[Entries taken from a collection]:
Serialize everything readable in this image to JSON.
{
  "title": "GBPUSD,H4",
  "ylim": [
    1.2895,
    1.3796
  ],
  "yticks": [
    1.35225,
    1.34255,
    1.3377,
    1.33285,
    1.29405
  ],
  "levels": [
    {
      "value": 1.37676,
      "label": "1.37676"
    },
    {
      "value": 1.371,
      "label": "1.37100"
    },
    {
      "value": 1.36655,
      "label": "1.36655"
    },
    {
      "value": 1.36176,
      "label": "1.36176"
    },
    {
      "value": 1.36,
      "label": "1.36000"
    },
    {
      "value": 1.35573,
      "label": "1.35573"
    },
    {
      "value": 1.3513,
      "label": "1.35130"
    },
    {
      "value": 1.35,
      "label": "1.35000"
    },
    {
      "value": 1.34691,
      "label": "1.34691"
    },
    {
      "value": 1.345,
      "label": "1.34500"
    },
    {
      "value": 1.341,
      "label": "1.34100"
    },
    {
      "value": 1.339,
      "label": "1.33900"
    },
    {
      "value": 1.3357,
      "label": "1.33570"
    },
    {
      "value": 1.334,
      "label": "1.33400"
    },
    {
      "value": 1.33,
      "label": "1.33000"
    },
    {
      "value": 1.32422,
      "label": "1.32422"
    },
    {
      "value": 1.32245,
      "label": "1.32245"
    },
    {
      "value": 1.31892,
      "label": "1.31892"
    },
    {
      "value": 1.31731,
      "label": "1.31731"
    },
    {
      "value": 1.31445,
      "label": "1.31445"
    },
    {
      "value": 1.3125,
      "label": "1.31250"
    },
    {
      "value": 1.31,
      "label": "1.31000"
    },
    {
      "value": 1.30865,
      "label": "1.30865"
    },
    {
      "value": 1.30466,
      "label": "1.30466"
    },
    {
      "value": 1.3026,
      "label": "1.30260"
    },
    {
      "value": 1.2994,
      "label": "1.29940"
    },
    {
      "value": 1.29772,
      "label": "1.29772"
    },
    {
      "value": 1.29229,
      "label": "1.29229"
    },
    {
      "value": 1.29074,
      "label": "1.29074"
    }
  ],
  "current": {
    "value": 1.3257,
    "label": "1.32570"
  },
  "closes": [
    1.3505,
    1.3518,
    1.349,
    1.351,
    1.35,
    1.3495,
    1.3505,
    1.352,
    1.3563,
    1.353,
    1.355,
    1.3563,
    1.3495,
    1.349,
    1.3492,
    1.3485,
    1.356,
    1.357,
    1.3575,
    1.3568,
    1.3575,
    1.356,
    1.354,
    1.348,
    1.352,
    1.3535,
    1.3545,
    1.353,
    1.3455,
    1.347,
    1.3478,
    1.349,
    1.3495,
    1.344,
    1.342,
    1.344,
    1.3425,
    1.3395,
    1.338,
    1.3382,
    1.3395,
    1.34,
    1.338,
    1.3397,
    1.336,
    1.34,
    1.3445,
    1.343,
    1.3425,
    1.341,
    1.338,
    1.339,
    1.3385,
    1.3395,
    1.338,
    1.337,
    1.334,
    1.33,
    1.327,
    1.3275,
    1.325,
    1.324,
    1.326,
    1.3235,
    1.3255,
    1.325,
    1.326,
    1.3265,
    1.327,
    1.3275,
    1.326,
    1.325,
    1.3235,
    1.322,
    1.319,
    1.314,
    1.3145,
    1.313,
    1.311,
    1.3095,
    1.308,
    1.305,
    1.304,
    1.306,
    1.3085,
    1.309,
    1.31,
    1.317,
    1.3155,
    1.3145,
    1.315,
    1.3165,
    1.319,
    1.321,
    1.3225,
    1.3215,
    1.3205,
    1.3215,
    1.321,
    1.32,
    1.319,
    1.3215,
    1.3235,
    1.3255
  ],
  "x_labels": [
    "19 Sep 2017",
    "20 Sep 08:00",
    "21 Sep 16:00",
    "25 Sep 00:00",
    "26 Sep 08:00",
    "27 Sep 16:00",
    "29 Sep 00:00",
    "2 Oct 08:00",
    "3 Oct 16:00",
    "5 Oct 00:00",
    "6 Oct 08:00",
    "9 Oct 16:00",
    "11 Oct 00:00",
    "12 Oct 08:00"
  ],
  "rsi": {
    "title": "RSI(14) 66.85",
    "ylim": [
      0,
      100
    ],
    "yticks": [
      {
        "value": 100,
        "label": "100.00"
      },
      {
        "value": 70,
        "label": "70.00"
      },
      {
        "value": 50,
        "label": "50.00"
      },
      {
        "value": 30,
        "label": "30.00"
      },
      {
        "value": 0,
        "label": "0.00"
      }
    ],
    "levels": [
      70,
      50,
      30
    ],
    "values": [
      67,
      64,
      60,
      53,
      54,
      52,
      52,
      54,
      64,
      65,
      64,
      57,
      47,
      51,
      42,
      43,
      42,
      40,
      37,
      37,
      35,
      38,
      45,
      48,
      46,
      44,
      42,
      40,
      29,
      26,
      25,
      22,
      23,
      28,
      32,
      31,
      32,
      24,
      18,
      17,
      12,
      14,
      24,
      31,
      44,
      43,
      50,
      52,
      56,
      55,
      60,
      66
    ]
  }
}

[INSTRUCTIONS FOR THE TASK]:
Give back the data above exactly as it appears.

[FINISHED EXERCISE]:
Serialize everything readable in this image to JSON.
{
  "title": "GBPUSD,H4",
  "ylim": [
    1.2895,
    1.3796
  ],
  "yticks": [
    1.35225,
    1.34255,
    1.3377,
    1.33285,
    1.29405
  ],
  "levels": [
    {
      "value": 1.37676,
      "label": "1.37676"
    },
    {
      "value": 1.371,
      "label": "1.37100"
    },
    {
      "value": 1.36655,
      "label": "1.36655"
    },
    {
      "value": 1.36176,
      "label": "1.36176"
    },
    {
      "value": 1.36,
      "label": "1.36000"
    },
    {
      "value": 1.35573,
      "label": "1.35573"
    },
    {
      "value": 1.3513,
      "label": "1.35130"
    },
    {
      "value": 1.35,
      "label": "1.35000"
    },
    {
      "value": 1.34691,
      "label": "1.34691"
    },
    {
      "value": 1.345,
      "label": "1.34500"
    },
    {
      "value": 1.341,
      "label": "1.34100"
    },
    {
      "value": 1.339,
      "label": "1.33900"
    },
    {
      "value": 1.3357,
      "label": "1.33570"
    },
    {
      "value": 1.334,
      "label": "1.33400"
    },
    {
      "value": 1.33,
      "label": "1.33000"
    },
    {
      "value": 1.32422,
      "label": "1.32422"
    },
    {
      "value": 1.32245,
      "label": "1.32245"
    },
    {
      "value": 1.31892,
      "label": "1.31892"
    },
    {
      "value": 1.31731,
      "label": "1.31731"
    },
    {
      "value": 1.31445,
      "label": "1.31445"
    },
    {
      "value": 1.3125,
      "label": "1.31250"
    },
    {
      "value": 1.31,
      "label": "1.31000"
    },
    {
      "value": 1.30865,
      "label": "1.30865"
    },
    {
      "value": 1.30466,
      "label": "1.30466"
    },
    {
      "value": 1.3026,
      "label": "1.30260"
    },
    {
      "value": 1.2994,
      "label": "1.29940"
    },
    {
      "value": 1.29772,
      "label": "1.29772"
    },
    {
      "value": 1.29229,
      "label": "1.29229"
    },
    {
      "value": 1.29074,
      "label": "1.29074"
    }
  ],
  "current": {
    "value": 1.3257,
    "label": "1.32570"
  },
  "closes": [
    1.3505,
    1.3518,
    1.349,
    1.351,
    1.35,
    1.3495,
    1.3505,
    1.352,
    1.3563,
    1.353,
    1.355,
    1.3563,
    1.3495,
    1.349,
    1.3492,
    1.3485,
    1.356,
    1.357,
    1.3575,
    1.3568,
    1.3575,
    1.356,
    1.354,
    1.348,
    1.352,
    1.3535,
    1.3545,
    1.353,
    1.3455,
    1.347,
    1.3478,
    1.349,
    1.3495,
    1.344,
    1.342,
    1.344,
    1.3425,
    1.3395,
    1.338,
    1.3382,
    1.3395,
    1.34,
    1.338,
    1.3397,
    1.336,
    1.34,
    1.3445,
    1.343,
    1.3425,
    1.341,
    1.338,
    1.339,
    1.3385,
    1.3395,
    1.338,
    1.337,
    1.334,
    1.33,
    1.327,
    1.3275,
    1.325,
    1.324,
    1.326,
    1.3235,
    1.3255,
    1.325,
    1.326,
    1.3265,
    1.327,
    1.3275,
    1.326,
    1.325,
    1.3235,
    1.322,
    1.319,
    1.314,
    1.3145,
    1.313,
    1.311,
    1.3095,
    1.308,
    1.305,
    1.304,
    1.306,
    1.3085,
    1.309,
    1.31,
    1.317,
    1.3155,
    1.3145,
    1.315,
    1.3165,
    1.319,
    1.321,
    1.3225,
    1.3215,
    1.3205,
    1.3215,
    1.321,
    1.32,
    1.319,
    1.3215,
    1.3235,
    1.3255
  ],
  "x_labels": [
    "19 Sep 2017",
    "20 Sep 08:00",
    "21 Sep 16:00",
    "25 Sep 00:00",
    "26 Sep 08:00",
    "27 Sep 16:00",
    "29 Sep 00:00",
    "2 Oct 08:00",
    "3 Oct 16:00",
    "5 Oct 00:00",
    "6 Oct 08:00",
    "9 Oct 16:00",
    "11 Oct 00:00",
    "12 Oct 08:00"
  ],
  "rsi": {
    "title": "RSI(14) 66.85",
    "ylim": [
      0,
      100
    ],
    "yticks": [
      {
        "value": 100,
        "label": "100.00"
      },
      {
        "value": 70,
        "label": "70.00"
      },
      {
        "value": 50,
        "label": "50.00"
      },
      {
        "value": 30,
        "label": "30.00"
      },
      {
        "value": 0,
        "label": "0.00"
      }
    ],
    "levels": [
      70,
      50,
      30
    ],
    "values": [
      67,
      64,
      60,
      53,
      54,
      52,
      52,
      54,
      64,
      65,
      64,
      57,
      47,
      51,
      42,
      43,
      42,
      40,
      37,
      37,
      35,
      38,
      45,
      48,
      46,
      44,
      42,
      40,
      29,
      26,
      25,
      22,
      23,
      28,
      32,
      31,
      32,
      24,
      18,
      17,
      12,
      14,
      24,
      31,
      44,
      43,
      50,
      52,
      56,
      55,
      60,
      66
    ]
  }
}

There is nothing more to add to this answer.